Supplied records

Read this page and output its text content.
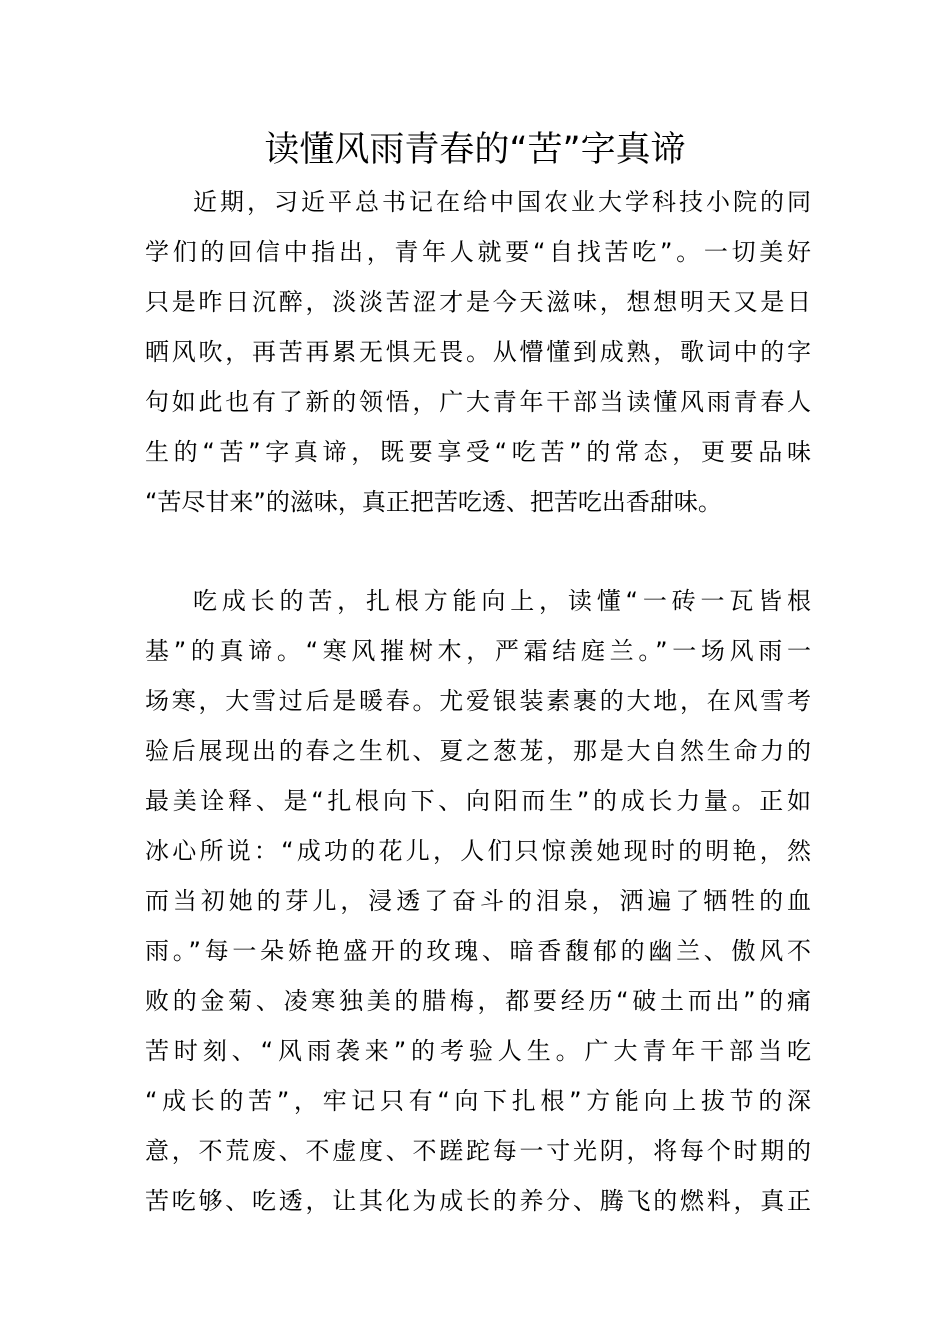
读懂风雨青春的“苦”字真谛
近期，习近平总书记在给中国农业大学科技小院的同
学们的回信中指出，青年人就要“自找苦吃”。一切美好
只是昨日沉醉，淡淡苦涩才是今天滋味，想想明天又是日
晒风吹，再苦再累无惧无畏。从懵懂到成熟，歌词中的字
句如此也有了新的领悟，广大青年干部当读懂风雨青春人
生的“苦”字真谛，既要享受“吃苦”的常态，更要品味
“苦尽甘来”的滋味，真正把苦吃透、把苦吃出香甜味。
吃成长的苦，扎根方能向上，读懂“一砖一瓦皆根
基”的真谛。“寒风摧树木，严霜结庭兰。”一场风雨一
场寒，大雪过后是暖春。尤爱银装素裹的大地，在风雪考
验后展现出的春之生机、夏之葱茏，那是大自然生命力的
最美诠释、是“扎根向下、向阳而生”的成长力量。正如
冰心所说：“成功的花儿，人们只惊羡她现时的明艳，然
而当初她的芽儿，浸透了奋斗的泪泉，洒遍了牺牲的血
雨。”每一朵娇艳盛开的玫瑰、暗香馥郁的幽兰、傲风不
败的金菊、凌寒独美的腊梅，都要经历“破土而出”的痛
苦时刻、“风雨袭来”的考验人生。广大青年干部当吃
“成长的苦”，牢记只有“向下扎根”方能向上拔节的深
意，不荒废、不虚度、不蹉跎每一寸光阴，将每个时期的
苦吃够、吃透，让其化为成长的养分、腾飞的燃料，真正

Exercise brief
Reproduce the data verbatim. Do not carry any picture into the copy.

Exercise result
Read this page and output its text content.
读懂风雨青春的“苦”字真谛
近期，习近平总书记在给中国农业大学科技小院的同
学们的回信中指出，青年人就要“自找苦吃”。一切美好
只是昨日沉醉，淡淡苦涩才是今天滋味，想想明天又是日
晒风吹，再苦再累无惧无畏。从懵懂到成熟，歌词中的字
句如此也有了新的领悟，广大青年干部当读懂风雨青春人
生的“苦”字真谛，既要享受“吃苦”的常态，更要品味
“苦尽甘来”的滋味，真正把苦吃透、把苦吃出香甜味。
吃成长的苦，扎根方能向上，读懂“一砖一瓦皆根
基”的真谛。“寒风摧树木，严霜结庭兰。”一场风雨一
场寒，大雪过后是暖春。尤爱银装素裹的大地，在风雪考
验后展现出的春之生机、夏之葱茏，那是大自然生命力的
最美诠释、是“扎根向下、向阳而生”的成长力量。正如
冰心所说：“成功的花儿，人们只惊羡她现时的明艳，然
而当初她的芽儿，浸透了奋斗的泪泉，洒遍了牺牲的血
雨。”每一朵娇艳盛开的玫瑰、暗香馥郁的幽兰、傲风不
败的金菊、凌寒独美的腊梅，都要经历“破土而出”的痛
苦时刻、“风雨袭来”的考验人生。广大青年干部当吃
“成长的苦”，牢记只有“向下扎根”方能向上拔节的深
意，不荒废、不虚度、不蹉跎每一寸光阴，将每个时期的
苦吃够、吃透，让其化为成长的养分、腾飞的燃料，真正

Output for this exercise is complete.